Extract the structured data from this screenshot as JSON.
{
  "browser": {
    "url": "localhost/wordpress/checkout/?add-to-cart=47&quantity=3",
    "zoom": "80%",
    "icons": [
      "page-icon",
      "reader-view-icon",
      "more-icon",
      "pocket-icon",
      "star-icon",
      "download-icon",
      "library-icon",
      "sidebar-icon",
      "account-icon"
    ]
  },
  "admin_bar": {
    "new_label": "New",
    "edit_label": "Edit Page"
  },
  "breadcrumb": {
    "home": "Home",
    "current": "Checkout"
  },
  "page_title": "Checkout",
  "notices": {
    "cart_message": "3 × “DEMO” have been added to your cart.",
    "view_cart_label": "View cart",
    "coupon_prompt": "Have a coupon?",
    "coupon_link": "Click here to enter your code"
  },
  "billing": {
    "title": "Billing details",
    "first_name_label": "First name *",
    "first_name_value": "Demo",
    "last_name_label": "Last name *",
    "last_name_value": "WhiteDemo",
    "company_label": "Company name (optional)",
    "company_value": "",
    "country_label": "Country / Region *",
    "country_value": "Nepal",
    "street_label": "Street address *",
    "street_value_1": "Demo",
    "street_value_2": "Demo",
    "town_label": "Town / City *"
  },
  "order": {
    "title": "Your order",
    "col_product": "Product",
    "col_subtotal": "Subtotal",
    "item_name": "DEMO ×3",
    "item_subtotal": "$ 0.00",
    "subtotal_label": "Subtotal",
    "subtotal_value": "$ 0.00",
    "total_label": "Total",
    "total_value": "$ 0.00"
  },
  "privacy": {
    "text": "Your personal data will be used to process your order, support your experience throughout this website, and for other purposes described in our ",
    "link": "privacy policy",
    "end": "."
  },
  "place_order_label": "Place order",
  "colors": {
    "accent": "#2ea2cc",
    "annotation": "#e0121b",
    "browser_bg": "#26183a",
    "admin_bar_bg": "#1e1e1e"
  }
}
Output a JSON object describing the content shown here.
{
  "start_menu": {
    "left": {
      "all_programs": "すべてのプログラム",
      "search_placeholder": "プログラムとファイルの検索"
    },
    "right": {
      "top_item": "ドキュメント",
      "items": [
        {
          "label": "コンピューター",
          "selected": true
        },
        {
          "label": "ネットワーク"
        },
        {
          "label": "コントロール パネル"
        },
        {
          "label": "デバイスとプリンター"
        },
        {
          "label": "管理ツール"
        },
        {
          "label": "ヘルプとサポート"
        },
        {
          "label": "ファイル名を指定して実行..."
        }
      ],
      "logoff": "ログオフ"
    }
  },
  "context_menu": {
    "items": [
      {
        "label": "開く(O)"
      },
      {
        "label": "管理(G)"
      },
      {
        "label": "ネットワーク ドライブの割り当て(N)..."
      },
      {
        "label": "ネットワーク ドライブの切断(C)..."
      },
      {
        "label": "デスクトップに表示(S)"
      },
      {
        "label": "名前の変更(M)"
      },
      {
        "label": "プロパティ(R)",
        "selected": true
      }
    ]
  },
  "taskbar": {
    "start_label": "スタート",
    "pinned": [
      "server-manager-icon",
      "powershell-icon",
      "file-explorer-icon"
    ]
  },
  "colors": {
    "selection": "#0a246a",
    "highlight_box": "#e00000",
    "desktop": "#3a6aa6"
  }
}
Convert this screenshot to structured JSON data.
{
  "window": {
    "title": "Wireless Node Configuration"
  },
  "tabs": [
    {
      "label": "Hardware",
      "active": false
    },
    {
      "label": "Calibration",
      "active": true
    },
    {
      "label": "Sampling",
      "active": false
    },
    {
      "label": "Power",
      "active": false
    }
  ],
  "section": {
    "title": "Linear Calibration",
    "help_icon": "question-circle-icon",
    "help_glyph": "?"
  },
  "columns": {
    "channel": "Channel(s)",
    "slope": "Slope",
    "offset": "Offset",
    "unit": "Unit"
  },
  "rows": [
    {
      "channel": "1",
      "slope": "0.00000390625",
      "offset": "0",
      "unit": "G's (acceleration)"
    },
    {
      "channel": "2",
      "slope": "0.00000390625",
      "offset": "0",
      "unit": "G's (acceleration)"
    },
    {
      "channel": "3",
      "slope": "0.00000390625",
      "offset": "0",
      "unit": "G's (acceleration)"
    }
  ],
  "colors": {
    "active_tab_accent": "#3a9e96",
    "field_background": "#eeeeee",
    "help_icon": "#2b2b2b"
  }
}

◆ ◆ ◆ ◆ ◆ ◆ ◆

### TASK OBJECTIVE
Each record above should be returned exactly as it appears.

### WRITTEN SOLUTION
Extract the structured data from this screenshot as JSON.
{
  "browser": {
    "url": "localhost/wordpress/checkout/?add-to-cart=47&quantity=3",
    "zoom": "80%",
    "icons": [
      "page-icon",
      "reader-view-icon",
      "more-icon",
      "pocket-icon",
      "star-icon",
      "download-icon",
      "library-icon",
      "sidebar-icon",
      "account-icon"
    ]
  },
  "admin_bar": {
    "new_label": "New",
    "edit_label": "Edit Page"
  },
  "breadcrumb": {
    "home": "Home",
    "current": "Checkout"
  },
  "page_title": "Checkout",
  "notices": {
    "cart_message": "3 × “DEMO” have been added to your cart.",
    "view_cart_label": "View cart",
    "coupon_prompt": "Have a coupon?",
    "coupon_link": "Click here to enter your code"
  },
  "billing": {
    "title": "Billing details",
    "first_name_label": "First name *",
    "first_name_value": "Demo",
    "last_name_label": "Last name *",
    "last_name_value": "WhiteDemo",
    "company_label": "Company name (optional)",
    "company_value": "",
    "country_label": "Country / Region *",
    "country_value": "Nepal",
    "street_label": "Street address *",
    "street_value_1": "Demo",
    "street_value_2": "Demo",
    "town_label": "Town / City *"
  },
  "order": {
    "title": "Your order",
    "col_product": "Product",
    "col_subtotal": "Subtotal",
    "item_name": "DEMO ×3",
    "item_subtotal": "$ 0.00",
    "subtotal_label": "Subtotal",
    "subtotal_value": "$ 0.00",
    "total_label": "Total",
    "total_value": "$ 0.00"
  },
  "privacy": {
    "text": "Your personal data will be used to process your order, support your experience throughout this website, and for other purposes described in our ",
    "link": "privacy policy",
    "end": "."
  },
  "place_order_label": "Place order",
  "colors": {
    "accent": "#2ea2cc",
    "annotation": "#e0121b",
    "browser_bg": "#26183a",
    "admin_bar_bg": "#1e1e1e"
  }
}
Output a JSON object describing the content shown here.
{
  "start_menu": {
    "left": {
      "all_programs": "すべてのプログラム",
      "search_placeholder": "プログラムとファイルの検索"
    },
    "right": {
      "top_item": "ドキュメント",
      "items": [
        {
          "label": "コンピューター",
          "selected": true
        },
        {
          "label": "ネットワーク"
        },
        {
          "label": "コントロール パネル"
        },
        {
          "label": "デバイスとプリンター"
        },
        {
          "label": "管理ツール"
        },
        {
          "label": "ヘルプとサポート"
        },
        {
          "label": "ファイル名を指定して実行..."
        }
      ],
      "logoff": "ログオフ"
    }
  },
  "context_menu": {
    "items": [
      {
        "label": "開く(O)"
      },
      {
        "label": "管理(G)"
      },
      {
        "label": "ネットワーク ドライブの割り当て(N)..."
      },
      {
        "label": "ネットワーク ドライブの切断(C)..."
      },
      {
        "label": "デスクトップに表示(S)"
      },
      {
        "label": "名前の変更(M)"
      },
      {
        "label": "プロパティ(R)",
        "selected": true
      }
    ]
  },
  "taskbar": {
    "start_label": "スタート",
    "pinned": [
      "server-manager-icon",
      "powershell-icon",
      "file-explorer-icon"
    ]
  },
  "colors": {
    "selection": "#0a246a",
    "highlight_box": "#e00000",
    "desktop": "#3a6aa6"
  }
}
Convert this screenshot to structured JSON data.
{
  "window": {
    "title": "Wireless Node Configuration"
  },
  "tabs": [
    {
      "label": "Hardware",
      "active": false
    },
    {
      "label": "Calibration",
      "active": true
    },
    {
      "label": "Sampling",
      "active": false
    },
    {
      "label": "Power",
      "active": false
    }
  ],
  "section": {
    "title": "Linear Calibration",
    "help_icon": "question-circle-icon",
    "help_glyph": "?"
  },
  "columns": {
    "channel": "Channel(s)",
    "slope": "Slope",
    "offset": "Offset",
    "unit": "Unit"
  },
  "rows": [
    {
      "channel": "1",
      "slope": "0.00000390625",
      "offset": "0",
      "unit": "G's (acceleration)"
    },
    {
      "channel": "2",
      "slope": "0.00000390625",
      "offset": "0",
      "unit": "G's (acceleration)"
    },
    {
      "channel": "3",
      "slope": "0.00000390625",
      "offset": "0",
      "unit": "G's (acceleration)"
    }
  ],
  "colors": {
    "active_tab_accent": "#3a9e96",
    "field_background": "#eeeeee",
    "help_icon": "#2b2b2b"
  }
}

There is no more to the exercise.